(Beginning of Task material)

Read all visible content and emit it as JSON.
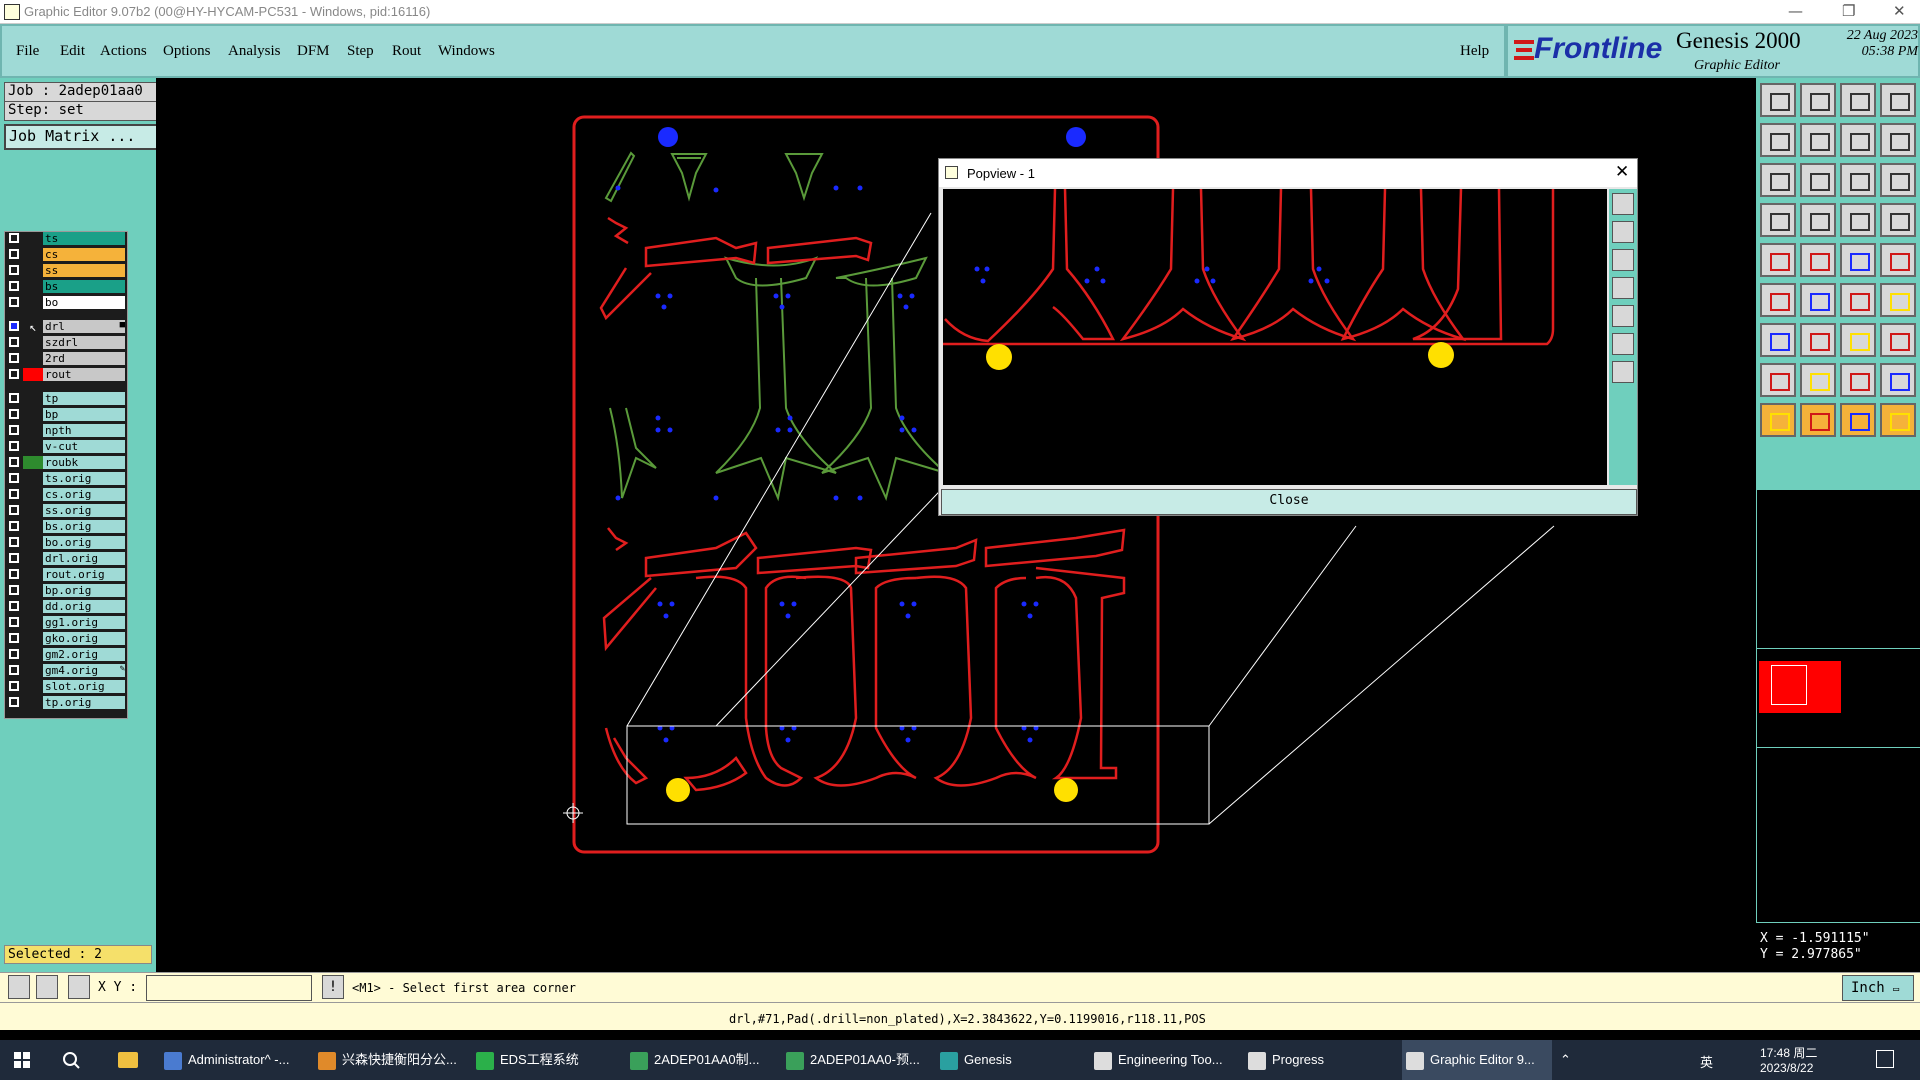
{
  "window": {
    "title": "Graphic Editor 9.07b2 (00@HY-HYCAM-PC531 - Windows, pid:16116)",
    "minimize": "—",
    "restore": "❐",
    "close": "✕"
  },
  "menu": {
    "items": [
      "File",
      "Edit",
      "Actions",
      "Options",
      "Analysis",
      "DFM",
      "Step",
      "Rout",
      "Windows"
    ],
    "help": "Help"
  },
  "brand": {
    "logo": "Frontline",
    "product": "Genesis 2000",
    "subtitle": "Graphic Editor",
    "date": "22 Aug 2023",
    "time": "05:38 PM"
  },
  "job": {
    "job_label": "Job : 2adep01aa0",
    "step_label": "Step: set",
    "matrix_button": "Job Matrix ..."
  },
  "layers": [
    {
      "name": "ts",
      "color": "#1aa088",
      "mark": ""
    },
    {
      "name": "cs",
      "color": "#f5b23a",
      "mark": ""
    },
    {
      "name": "ss",
      "color": "#f5b23a",
      "mark": ""
    },
    {
      "name": "bs",
      "color": "#1aa088",
      "mark": ""
    },
    {
      "name": "bo",
      "color": "#ffffff",
      "mark": ""
    },
    {
      "name": "drl",
      "color": "#c8c8c8",
      "mark": "■",
      "active": true
    },
    {
      "name": "szdrl",
      "color": "#c8c8c8",
      "mark": ""
    },
    {
      "name": "2rd",
      "color": "#c8c8c8",
      "mark": ""
    },
    {
      "name": "rout",
      "color": "#c8c8c8",
      "mark": "",
      "display": "#ff0000"
    },
    {
      "name": "tp",
      "color": "#9fdad6",
      "mark": ""
    },
    {
      "name": "bp",
      "color": "#9fdad6",
      "mark": ""
    },
    {
      "name": "npth",
      "color": "#9fdad6",
      "mark": ""
    },
    {
      "name": "v-cut",
      "color": "#9fdad6",
      "mark": ""
    },
    {
      "name": "roubk",
      "color": "#9fdad6",
      "mark": "",
      "display": "#2e8b2e"
    },
    {
      "name": "ts.orig",
      "color": "#9fdad6",
      "mark": ""
    },
    {
      "name": "cs.orig",
      "color": "#9fdad6",
      "mark": ""
    },
    {
      "name": "ss.orig",
      "color": "#9fdad6",
      "mark": ""
    },
    {
      "name": "bs.orig",
      "color": "#9fdad6",
      "mark": ""
    },
    {
      "name": "bo.orig",
      "color": "#9fdad6",
      "mark": ""
    },
    {
      "name": "drl.orig",
      "color": "#9fdad6",
      "mark": ""
    },
    {
      "name": "rout.orig",
      "color": "#9fdad6",
      "mark": ""
    },
    {
      "name": "bp.orig",
      "color": "#9fdad6",
      "mark": ""
    },
    {
      "name": "dd.orig",
      "color": "#9fdad6",
      "mark": ""
    },
    {
      "name": "gg1.orig",
      "color": "#9fdad6",
      "mark": ""
    },
    {
      "name": "gko.orig",
      "color": "#9fdad6",
      "mark": ""
    },
    {
      "name": "gm2.orig",
      "color": "#9fdad6",
      "mark": ""
    },
    {
      "name": "gm4.orig",
      "color": "#9fdad6",
      "mark": "✎"
    },
    {
      "name": "slot.orig",
      "color": "#9fdad6",
      "mark": ""
    },
    {
      "name": "tp.orig",
      "color": "#9fdad6",
      "mark": ""
    }
  ],
  "selected_label": "Selected : 2",
  "popview": {
    "title": "Popview - 1",
    "close_button": "Close",
    "close_x": "✕"
  },
  "coords": {
    "x": "X = -1.591115\"",
    "y": "Y = 2.977865\""
  },
  "cmd": {
    "xy_label": "X Y :",
    "xy_value": "",
    "info_icon": "!",
    "prompt": "<M1> - Select first area corner",
    "unit": "Inch",
    "unit_arrow": "▭"
  },
  "status_text": "drl,#71,Pad(.drill=non_plated),X=2.3843622,Y=0.1199016,r118.11,POS",
  "taskbar": {
    "items": [
      {
        "label": "Administrator^ -...",
        "color": "#4a7bd0"
      },
      {
        "label": "兴森快捷衡阳分公...",
        "color": "#e08a2a"
      },
      {
        "label": "EDS工程系统",
        "color": "#2bb04a"
      },
      {
        "label": "2ADEP01AA0制...",
        "color": "#3aa05a"
      },
      {
        "label": "2ADEP01AA0-预...",
        "color": "#3aa05a"
      },
      {
        "label": "Genesis",
        "color": "#2aa0a0"
      },
      {
        "label": "Engineering Too...",
        "color": "#dddddd"
      },
      {
        "label": "Progress",
        "color": "#dddddd"
      },
      {
        "label": "Graphic Editor 9...",
        "color": "#dddddd"
      }
    ],
    "ime": "英",
    "clock_time": "17:48 周二",
    "clock_date": "2023/8/22",
    "tray_ime": "英"
  },
  "colors": {
    "panel": "#6fcfbd",
    "menubar": "#9fdad6",
    "rout": "#e01e1e",
    "board_green": "#5a9a3a",
    "drill_blue": "#1a2aff",
    "fiducial_yellow": "#ffe000"
  }
}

(End of Task material)

**Work order**
One exact copy of the data is required, and it should hold no pictures.

**Exercise output**
Read all visible content and emit it as JSON.
{
  "window": {
    "title": "Graphic Editor 9.07b2 (00@HY-HYCAM-PC531 - Windows, pid:16116)",
    "minimize": "—",
    "restore": "❐",
    "close": "✕"
  },
  "menu": {
    "items": [
      "File",
      "Edit",
      "Actions",
      "Options",
      "Analysis",
      "DFM",
      "Step",
      "Rout",
      "Windows"
    ],
    "help": "Help"
  },
  "brand": {
    "logo": "Frontline",
    "product": "Genesis 2000",
    "subtitle": "Graphic Editor",
    "date": "22 Aug 2023",
    "time": "05:38 PM"
  },
  "job": {
    "job_label": "Job : 2adep01aa0",
    "step_label": "Step: set",
    "matrix_button": "Job Matrix ..."
  },
  "layers": [
    {
      "name": "ts",
      "color": "#1aa088",
      "mark": ""
    },
    {
      "name": "cs",
      "color": "#f5b23a",
      "mark": ""
    },
    {
      "name": "ss",
      "color": "#f5b23a",
      "mark": ""
    },
    {
      "name": "bs",
      "color": "#1aa088",
      "mark": ""
    },
    {
      "name": "bo",
      "color": "#ffffff",
      "mark": ""
    },
    {
      "name": "drl",
      "color": "#c8c8c8",
      "mark": "■",
      "active": true
    },
    {
      "name": "szdrl",
      "color": "#c8c8c8",
      "mark": ""
    },
    {
      "name": "2rd",
      "color": "#c8c8c8",
      "mark": ""
    },
    {
      "name": "rout",
      "color": "#c8c8c8",
      "mark": "",
      "display": "#ff0000"
    },
    {
      "name": "tp",
      "color": "#9fdad6",
      "mark": ""
    },
    {
      "name": "bp",
      "color": "#9fdad6",
      "mark": ""
    },
    {
      "name": "npth",
      "color": "#9fdad6",
      "mark": ""
    },
    {
      "name": "v-cut",
      "color": "#9fdad6",
      "mark": ""
    },
    {
      "name": "roubk",
      "color": "#9fdad6",
      "mark": "",
      "display": "#2e8b2e"
    },
    {
      "name": "ts.orig",
      "color": "#9fdad6",
      "mark": ""
    },
    {
      "name": "cs.orig",
      "color": "#9fdad6",
      "mark": ""
    },
    {
      "name": "ss.orig",
      "color": "#9fdad6",
      "mark": ""
    },
    {
      "name": "bs.orig",
      "color": "#9fdad6",
      "mark": ""
    },
    {
      "name": "bo.orig",
      "color": "#9fdad6",
      "mark": ""
    },
    {
      "name": "drl.orig",
      "color": "#9fdad6",
      "mark": ""
    },
    {
      "name": "rout.orig",
      "color": "#9fdad6",
      "mark": ""
    },
    {
      "name": "bp.orig",
      "color": "#9fdad6",
      "mark": ""
    },
    {
      "name": "dd.orig",
      "color": "#9fdad6",
      "mark": ""
    },
    {
      "name": "gg1.orig",
      "color": "#9fdad6",
      "mark": ""
    },
    {
      "name": "gko.orig",
      "color": "#9fdad6",
      "mark": ""
    },
    {
      "name": "gm2.orig",
      "color": "#9fdad6",
      "mark": ""
    },
    {
      "name": "gm4.orig",
      "color": "#9fdad6",
      "mark": "✎"
    },
    {
      "name": "slot.orig",
      "color": "#9fdad6",
      "mark": ""
    },
    {
      "name": "tp.orig",
      "color": "#9fdad6",
      "mark": ""
    }
  ],
  "selected_label": "Selected : 2",
  "popview": {
    "title": "Popview - 1",
    "close_button": "Close",
    "close_x": "✕"
  },
  "coords": {
    "x": "X = -1.591115\"",
    "y": "Y = 2.977865\""
  },
  "cmd": {
    "xy_label": "X Y :",
    "xy_value": "",
    "info_icon": "!",
    "prompt": "<M1> - Select first area corner",
    "unit": "Inch",
    "unit_arrow": "▭"
  },
  "status_text": "drl,#71,Pad(.drill=non_plated),X=2.3843622,Y=0.1199016,r118.11,POS",
  "taskbar": {
    "items": [
      {
        "label": "Administrator^ -...",
        "color": "#4a7bd0"
      },
      {
        "label": "兴森快捷衡阳分公...",
        "color": "#e08a2a"
      },
      {
        "label": "EDS工程系统",
        "color": "#2bb04a"
      },
      {
        "label": "2ADEP01AA0制...",
        "color": "#3aa05a"
      },
      {
        "label": "2ADEP01AA0-预...",
        "color": "#3aa05a"
      },
      {
        "label": "Genesis",
        "color": "#2aa0a0"
      },
      {
        "label": "Engineering Too...",
        "color": "#dddddd"
      },
      {
        "label": "Progress",
        "color": "#dddddd"
      },
      {
        "label": "Graphic Editor 9...",
        "color": "#dddddd"
      }
    ],
    "ime": "英",
    "clock_time": "17:48 周二",
    "clock_date": "2023/8/22",
    "tray_ime": "英"
  },
  "colors": {
    "panel": "#6fcfbd",
    "menubar": "#9fdad6",
    "rout": "#e01e1e",
    "board_green": "#5a9a3a",
    "drill_blue": "#1a2aff",
    "fiducial_yellow": "#ffe000"
  }
}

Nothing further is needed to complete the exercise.